◆ Stored items from a collection:
**********
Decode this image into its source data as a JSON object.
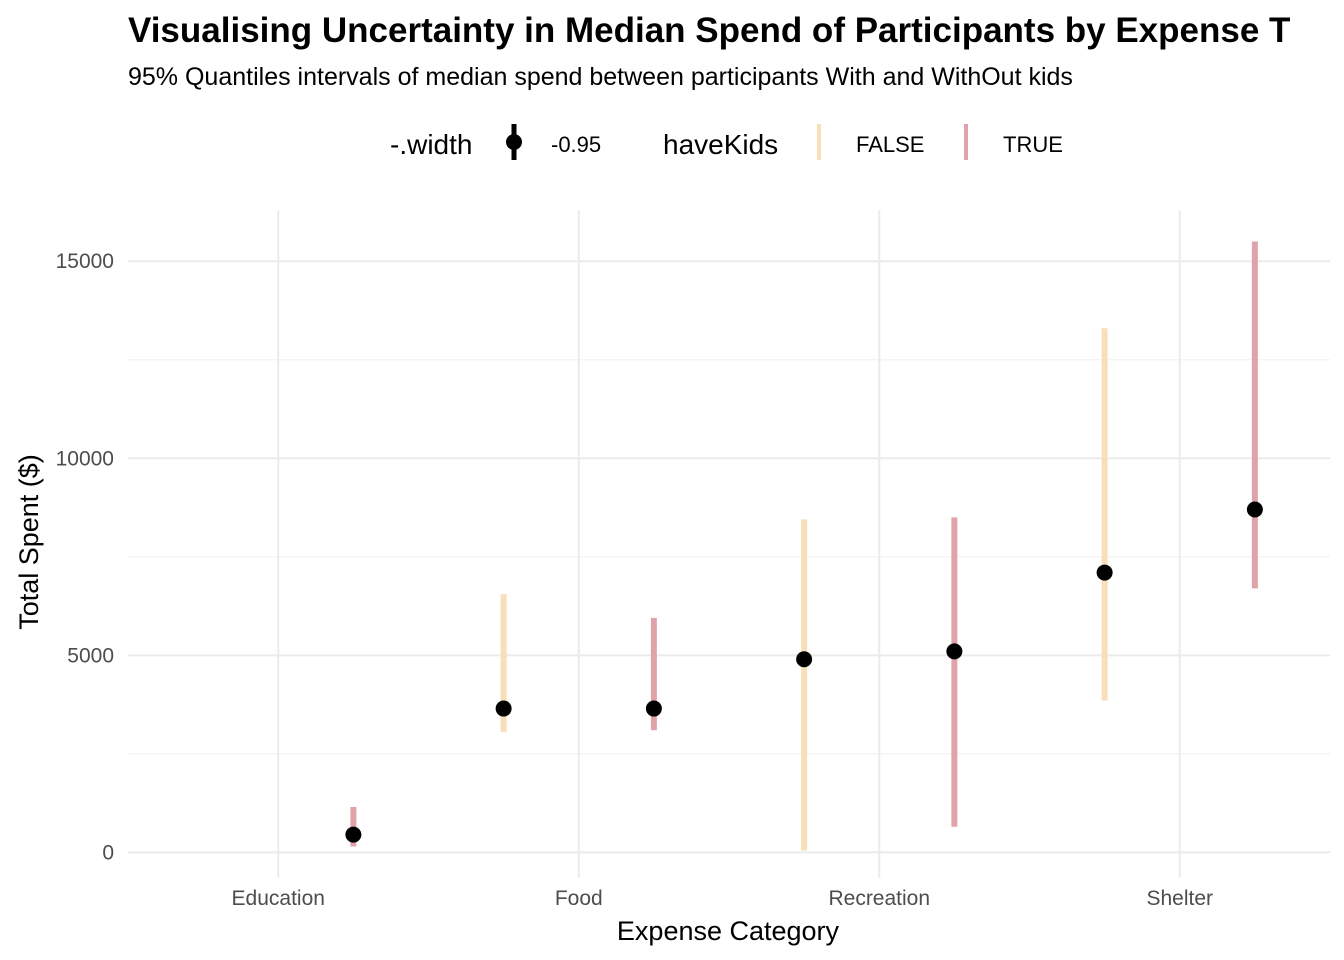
{
  "chart_data": {
    "type": "pointinterval",
    "title": "Visualising Uncertainty in Median Spend of Participants by Expense T",
    "subtitle": "95% Quantiles intervals of median spend between participants With and WithOut kids",
    "xlabel": "Expense Category",
    "ylabel": "Total Spent ($)",
    "categories": [
      "Education",
      "Food",
      "Recreation",
      "Shelter"
    ],
    "ylim": [
      -650,
      16300
    ],
    "yticks": [
      0,
      5000,
      10000,
      15000
    ],
    "ytick_labels": [
      "0",
      "5000",
      "10000",
      "15000"
    ],
    "grid": true,
    "legend_position": "top",
    "legend": {
      "width_title": "-.width",
      "width_label": "-0.95",
      "group_title": "haveKids",
      "groups": [
        {
          "label": "FALSE",
          "color": "#f8dfb8"
        },
        {
          "label": "TRUE",
          "color": "#e0a3a9"
        }
      ]
    },
    "series": [
      {
        "name": "FALSE",
        "color": "#f8dfb8",
        "points": [
          {
            "category": "Food",
            "median": 3650,
            "lower": 3050,
            "upper": 6550
          },
          {
            "category": "Recreation",
            "median": 4900,
            "lower": 50,
            "upper": 8450
          },
          {
            "category": "Shelter",
            "median": 7100,
            "lower": 3850,
            "upper": 13300
          }
        ]
      },
      {
        "name": "TRUE",
        "color": "#e0a3a9",
        "points": [
          {
            "category": "Education",
            "median": 450,
            "lower": 150,
            "upper": 1150
          },
          {
            "category": "Food",
            "median": 3650,
            "lower": 3100,
            "upper": 5950
          },
          {
            "category": "Recreation",
            "median": 5100,
            "lower": 650,
            "upper": 8500
          },
          {
            "category": "Shelter",
            "median": 8700,
            "lower": 6700,
            "upper": 15500
          }
        ]
      }
    ],
    "point_color": "#000000"
  }
}
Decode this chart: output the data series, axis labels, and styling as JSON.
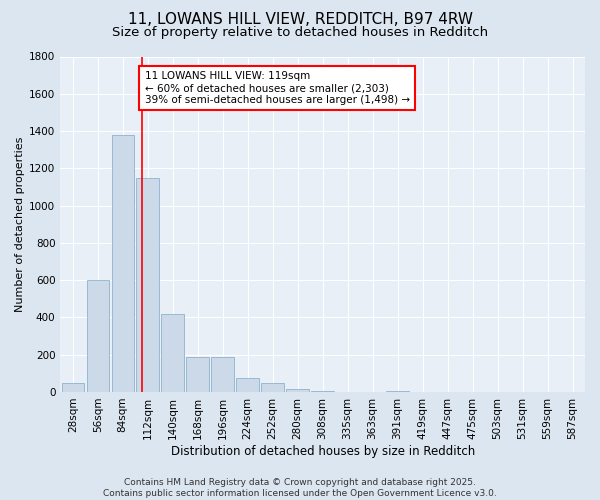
{
  "title": "11, LOWANS HILL VIEW, REDDITCH, B97 4RW",
  "subtitle": "Size of property relative to detached houses in Redditch",
  "xlabel": "Distribution of detached houses by size in Redditch",
  "ylabel": "Number of detached properties",
  "categories": [
    "28sqm",
    "56sqm",
    "84sqm",
    "112sqm",
    "140sqm",
    "168sqm",
    "196sqm",
    "224sqm",
    "252sqm",
    "280sqm",
    "308sqm",
    "335sqm",
    "363sqm",
    "391sqm",
    "419sqm",
    "447sqm",
    "475sqm",
    "503sqm",
    "531sqm",
    "559sqm",
    "587sqm"
  ],
  "values": [
    50,
    600,
    1380,
    1150,
    420,
    185,
    185,
    75,
    50,
    15,
    5,
    0,
    0,
    3,
    0,
    0,
    0,
    0,
    0,
    0,
    0
  ],
  "bar_color": "#ccd9e8",
  "bar_edge_color": "#7fa8c8",
  "vline_color": "red",
  "annotation_text": "11 LOWANS HILL VIEW: 119sqm\n← 60% of detached houses are smaller (2,303)\n39% of semi-detached houses are larger (1,498) →",
  "annotation_box_color": "white",
  "annotation_box_edge_color": "red",
  "ylim": [
    0,
    1800
  ],
  "yticks": [
    0,
    200,
    400,
    600,
    800,
    1000,
    1200,
    1400,
    1600,
    1800
  ],
  "bg_color": "#dce6f0",
  "plot_bg_color": "#e8eff6",
  "grid_color": "white",
  "footer_text": "Contains HM Land Registry data © Crown copyright and database right 2025.\nContains public sector information licensed under the Open Government Licence v3.0.",
  "title_fontsize": 11,
  "subtitle_fontsize": 9.5,
  "xlabel_fontsize": 8.5,
  "ylabel_fontsize": 8,
  "tick_fontsize": 7.5,
  "annotation_fontsize": 7.5,
  "footer_fontsize": 6.5
}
**********
Return the lines of the records that include the string "Expense".

◆ Output for this task:
    "title": "Visualising Uncertainty in Median Spend of Participants by Expense T",
    "xlabel": "Expense Category",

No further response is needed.